▶ Brief: Locate every line below that contains the word "Digital" and copy it.

(Dataset items)
***
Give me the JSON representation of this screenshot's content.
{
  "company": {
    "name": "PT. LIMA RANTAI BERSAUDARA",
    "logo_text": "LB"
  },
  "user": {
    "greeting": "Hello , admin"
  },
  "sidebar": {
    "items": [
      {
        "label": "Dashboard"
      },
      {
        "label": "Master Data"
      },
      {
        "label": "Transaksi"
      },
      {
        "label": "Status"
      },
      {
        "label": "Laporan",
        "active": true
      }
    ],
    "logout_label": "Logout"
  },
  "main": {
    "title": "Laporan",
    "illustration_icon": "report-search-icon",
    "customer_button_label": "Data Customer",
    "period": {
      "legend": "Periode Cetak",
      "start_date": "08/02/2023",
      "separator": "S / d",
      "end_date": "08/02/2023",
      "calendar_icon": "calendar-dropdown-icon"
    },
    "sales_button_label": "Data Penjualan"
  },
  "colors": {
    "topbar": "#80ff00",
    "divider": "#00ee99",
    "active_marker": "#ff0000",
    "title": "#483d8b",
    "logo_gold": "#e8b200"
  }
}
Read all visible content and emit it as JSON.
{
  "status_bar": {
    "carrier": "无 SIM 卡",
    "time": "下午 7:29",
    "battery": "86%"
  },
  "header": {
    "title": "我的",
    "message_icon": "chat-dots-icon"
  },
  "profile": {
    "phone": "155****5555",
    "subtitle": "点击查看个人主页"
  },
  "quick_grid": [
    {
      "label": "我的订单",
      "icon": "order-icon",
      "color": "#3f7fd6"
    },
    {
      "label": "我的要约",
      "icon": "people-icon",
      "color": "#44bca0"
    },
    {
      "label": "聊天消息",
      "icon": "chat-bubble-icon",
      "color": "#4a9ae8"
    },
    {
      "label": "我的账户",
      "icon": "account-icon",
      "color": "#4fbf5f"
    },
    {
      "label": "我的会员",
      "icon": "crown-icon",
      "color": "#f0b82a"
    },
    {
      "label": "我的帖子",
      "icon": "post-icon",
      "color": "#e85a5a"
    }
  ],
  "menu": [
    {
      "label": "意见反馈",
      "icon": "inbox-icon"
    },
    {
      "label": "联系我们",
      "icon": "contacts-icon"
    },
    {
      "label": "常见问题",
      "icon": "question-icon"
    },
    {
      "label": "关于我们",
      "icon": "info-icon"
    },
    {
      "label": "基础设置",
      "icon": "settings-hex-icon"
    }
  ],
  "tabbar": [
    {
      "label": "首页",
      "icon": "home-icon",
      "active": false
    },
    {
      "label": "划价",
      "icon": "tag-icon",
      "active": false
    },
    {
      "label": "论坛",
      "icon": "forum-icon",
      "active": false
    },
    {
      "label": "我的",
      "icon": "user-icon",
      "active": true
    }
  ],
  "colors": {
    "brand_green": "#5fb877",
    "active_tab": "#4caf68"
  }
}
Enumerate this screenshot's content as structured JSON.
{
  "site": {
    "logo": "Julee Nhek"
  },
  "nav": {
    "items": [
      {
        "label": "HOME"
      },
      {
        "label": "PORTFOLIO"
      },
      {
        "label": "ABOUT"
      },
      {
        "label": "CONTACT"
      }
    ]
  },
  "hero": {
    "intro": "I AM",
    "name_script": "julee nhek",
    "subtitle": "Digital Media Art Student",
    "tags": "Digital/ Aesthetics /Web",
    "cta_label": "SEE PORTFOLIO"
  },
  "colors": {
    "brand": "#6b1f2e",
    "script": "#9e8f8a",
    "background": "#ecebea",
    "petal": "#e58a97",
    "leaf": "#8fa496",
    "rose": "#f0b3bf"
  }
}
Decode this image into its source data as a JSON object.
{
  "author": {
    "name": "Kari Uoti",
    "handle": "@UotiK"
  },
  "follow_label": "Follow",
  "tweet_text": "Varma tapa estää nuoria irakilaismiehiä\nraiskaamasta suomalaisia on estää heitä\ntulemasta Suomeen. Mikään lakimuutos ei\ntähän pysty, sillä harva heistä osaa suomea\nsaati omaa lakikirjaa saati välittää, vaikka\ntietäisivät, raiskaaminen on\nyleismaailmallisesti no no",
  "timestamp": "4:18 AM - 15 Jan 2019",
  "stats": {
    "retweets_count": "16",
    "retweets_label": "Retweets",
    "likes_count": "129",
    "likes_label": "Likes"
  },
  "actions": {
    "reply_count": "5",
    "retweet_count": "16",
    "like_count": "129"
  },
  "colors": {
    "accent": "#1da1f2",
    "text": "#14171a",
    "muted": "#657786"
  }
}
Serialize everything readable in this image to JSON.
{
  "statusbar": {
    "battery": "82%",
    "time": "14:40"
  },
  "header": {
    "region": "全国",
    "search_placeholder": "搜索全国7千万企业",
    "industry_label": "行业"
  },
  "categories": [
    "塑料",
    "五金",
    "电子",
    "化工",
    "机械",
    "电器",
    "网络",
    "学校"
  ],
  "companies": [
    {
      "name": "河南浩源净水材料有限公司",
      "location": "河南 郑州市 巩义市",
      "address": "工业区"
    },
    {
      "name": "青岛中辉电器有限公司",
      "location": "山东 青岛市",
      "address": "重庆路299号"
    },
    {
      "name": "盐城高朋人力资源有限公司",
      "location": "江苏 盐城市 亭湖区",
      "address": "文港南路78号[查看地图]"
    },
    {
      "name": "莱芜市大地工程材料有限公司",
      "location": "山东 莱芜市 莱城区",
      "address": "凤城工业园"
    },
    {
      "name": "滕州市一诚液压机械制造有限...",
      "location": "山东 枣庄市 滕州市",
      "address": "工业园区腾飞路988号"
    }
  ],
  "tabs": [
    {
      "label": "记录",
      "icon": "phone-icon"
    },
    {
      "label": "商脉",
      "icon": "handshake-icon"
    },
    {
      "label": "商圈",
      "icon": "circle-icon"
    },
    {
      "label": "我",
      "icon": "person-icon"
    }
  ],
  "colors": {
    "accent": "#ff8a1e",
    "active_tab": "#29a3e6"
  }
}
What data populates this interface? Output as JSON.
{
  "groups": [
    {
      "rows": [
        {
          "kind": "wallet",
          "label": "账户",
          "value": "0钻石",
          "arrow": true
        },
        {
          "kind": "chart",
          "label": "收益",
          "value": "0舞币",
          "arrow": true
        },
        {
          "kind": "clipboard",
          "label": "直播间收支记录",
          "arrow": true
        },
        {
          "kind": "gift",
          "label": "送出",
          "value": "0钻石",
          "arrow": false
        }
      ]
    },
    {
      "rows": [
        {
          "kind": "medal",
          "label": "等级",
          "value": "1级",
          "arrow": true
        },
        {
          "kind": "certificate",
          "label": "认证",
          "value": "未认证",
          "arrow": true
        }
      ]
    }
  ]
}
***
▶ Output below:
    "subtitle": "Digital Media Art Student",
    "tags": "Digital/ Aesthetics /Web",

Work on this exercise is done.